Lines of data
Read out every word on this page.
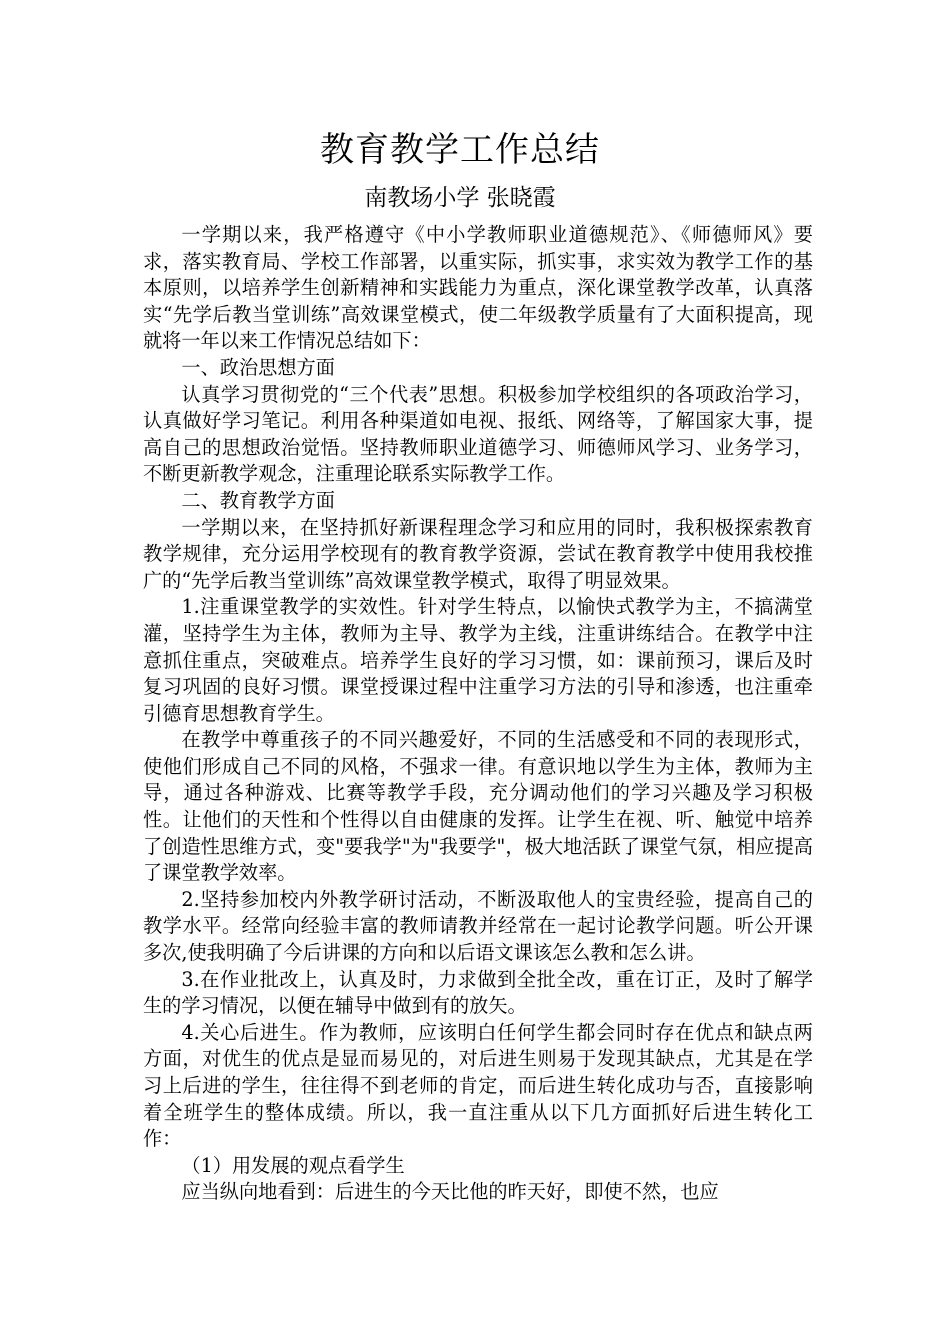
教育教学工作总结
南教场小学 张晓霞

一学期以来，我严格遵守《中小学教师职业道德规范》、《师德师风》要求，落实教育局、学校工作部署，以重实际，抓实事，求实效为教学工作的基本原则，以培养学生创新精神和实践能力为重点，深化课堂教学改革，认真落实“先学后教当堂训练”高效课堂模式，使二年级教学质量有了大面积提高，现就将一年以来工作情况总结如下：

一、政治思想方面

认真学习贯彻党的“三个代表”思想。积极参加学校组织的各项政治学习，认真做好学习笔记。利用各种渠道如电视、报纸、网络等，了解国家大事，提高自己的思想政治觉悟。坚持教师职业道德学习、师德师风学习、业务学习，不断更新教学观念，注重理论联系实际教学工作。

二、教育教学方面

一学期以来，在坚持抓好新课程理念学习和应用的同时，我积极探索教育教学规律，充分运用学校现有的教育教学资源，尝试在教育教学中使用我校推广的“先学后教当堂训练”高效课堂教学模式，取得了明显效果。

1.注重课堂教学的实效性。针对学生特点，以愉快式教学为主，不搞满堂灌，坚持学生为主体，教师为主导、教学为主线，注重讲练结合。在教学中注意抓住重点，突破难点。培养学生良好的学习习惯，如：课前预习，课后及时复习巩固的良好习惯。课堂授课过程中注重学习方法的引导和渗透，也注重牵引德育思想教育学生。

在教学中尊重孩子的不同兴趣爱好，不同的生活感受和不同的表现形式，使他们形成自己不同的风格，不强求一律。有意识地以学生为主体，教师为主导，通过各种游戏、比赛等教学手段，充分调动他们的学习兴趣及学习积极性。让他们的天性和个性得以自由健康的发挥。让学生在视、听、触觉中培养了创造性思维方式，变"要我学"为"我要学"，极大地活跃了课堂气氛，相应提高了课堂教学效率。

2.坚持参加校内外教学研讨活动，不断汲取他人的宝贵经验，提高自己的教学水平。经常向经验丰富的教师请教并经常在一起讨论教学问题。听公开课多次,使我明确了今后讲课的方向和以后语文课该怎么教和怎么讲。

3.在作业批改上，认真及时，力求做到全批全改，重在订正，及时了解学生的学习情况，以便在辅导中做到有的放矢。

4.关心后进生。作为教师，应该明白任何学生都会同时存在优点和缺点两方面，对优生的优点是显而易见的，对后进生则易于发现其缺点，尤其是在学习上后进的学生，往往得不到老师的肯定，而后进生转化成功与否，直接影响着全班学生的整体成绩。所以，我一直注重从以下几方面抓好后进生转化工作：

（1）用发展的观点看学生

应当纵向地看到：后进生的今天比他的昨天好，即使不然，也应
* * *
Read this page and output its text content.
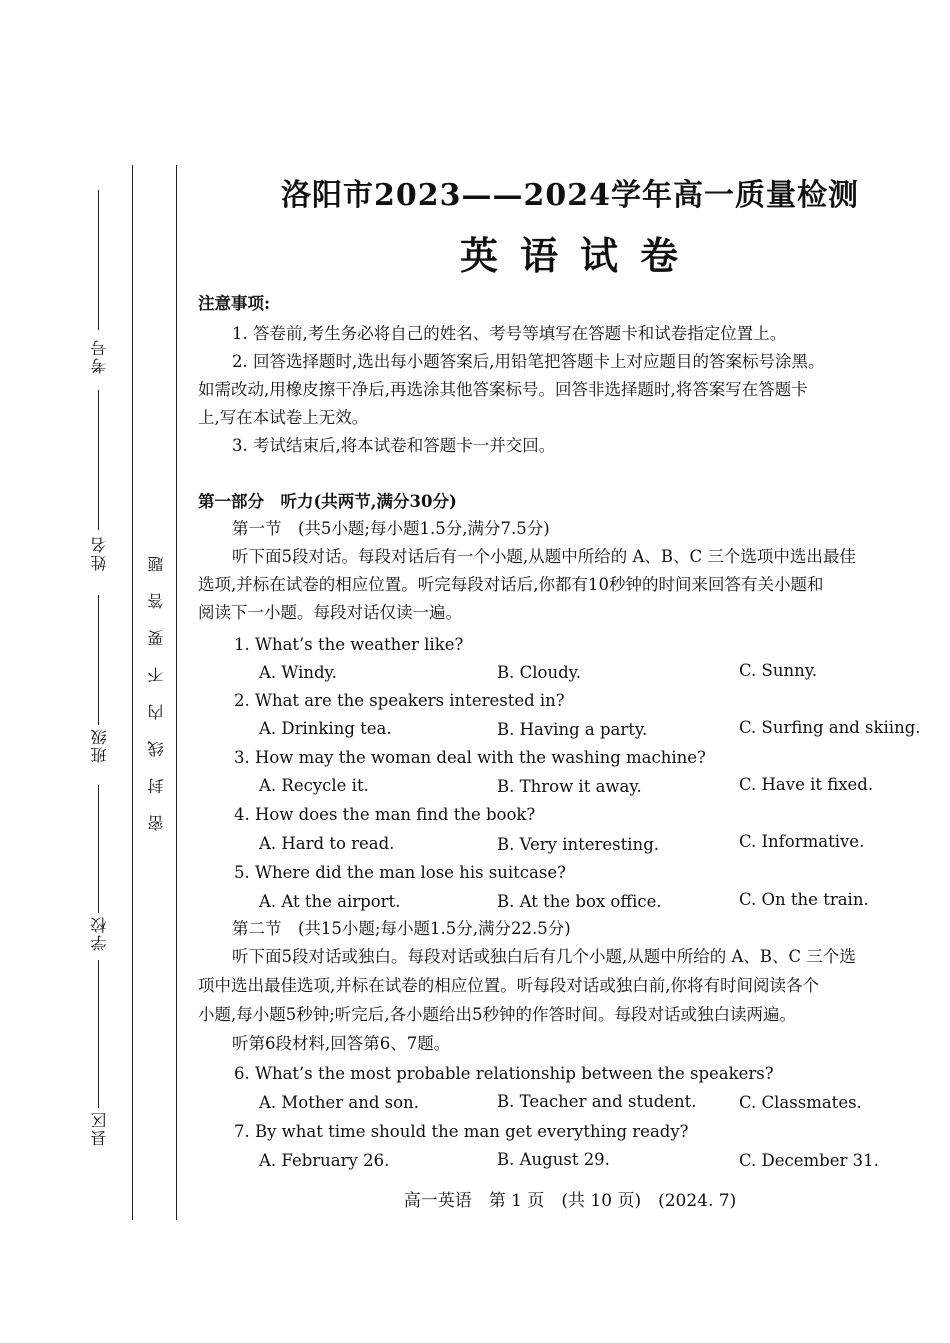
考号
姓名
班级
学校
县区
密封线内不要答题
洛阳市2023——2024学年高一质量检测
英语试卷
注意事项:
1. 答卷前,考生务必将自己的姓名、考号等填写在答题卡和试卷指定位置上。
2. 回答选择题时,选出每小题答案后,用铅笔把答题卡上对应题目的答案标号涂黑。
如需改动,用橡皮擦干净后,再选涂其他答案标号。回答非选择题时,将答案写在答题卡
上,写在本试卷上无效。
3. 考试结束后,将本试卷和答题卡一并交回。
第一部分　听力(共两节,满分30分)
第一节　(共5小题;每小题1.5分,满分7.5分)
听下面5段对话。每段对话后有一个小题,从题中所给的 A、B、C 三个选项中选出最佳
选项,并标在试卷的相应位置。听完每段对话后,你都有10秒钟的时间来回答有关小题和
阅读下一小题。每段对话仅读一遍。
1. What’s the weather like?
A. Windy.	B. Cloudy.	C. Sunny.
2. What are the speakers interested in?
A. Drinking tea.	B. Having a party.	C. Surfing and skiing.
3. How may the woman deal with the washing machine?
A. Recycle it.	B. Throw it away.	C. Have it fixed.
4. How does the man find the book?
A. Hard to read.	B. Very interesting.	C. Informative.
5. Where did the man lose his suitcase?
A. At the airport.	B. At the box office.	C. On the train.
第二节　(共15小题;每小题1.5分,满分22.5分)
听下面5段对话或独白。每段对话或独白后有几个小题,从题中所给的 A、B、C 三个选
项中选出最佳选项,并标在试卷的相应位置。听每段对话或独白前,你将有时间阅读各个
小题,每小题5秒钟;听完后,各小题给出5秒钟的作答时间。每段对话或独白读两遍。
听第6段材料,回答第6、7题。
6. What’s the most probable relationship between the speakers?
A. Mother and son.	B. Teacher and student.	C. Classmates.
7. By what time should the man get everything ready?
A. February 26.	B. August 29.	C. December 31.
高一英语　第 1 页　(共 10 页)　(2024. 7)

### EXERCISE DETAILS
Select, from the listing, all lines that include the word "从题中所给的".

### FULL RESPONSE
听下面5段对话。每段对话后有一个小题,从题中所给的 A、B、C 三个选项中选出最佳
听下面5段对话或独白。每段对话或独白后有几个小题,从题中所给的 A、B、C 三个选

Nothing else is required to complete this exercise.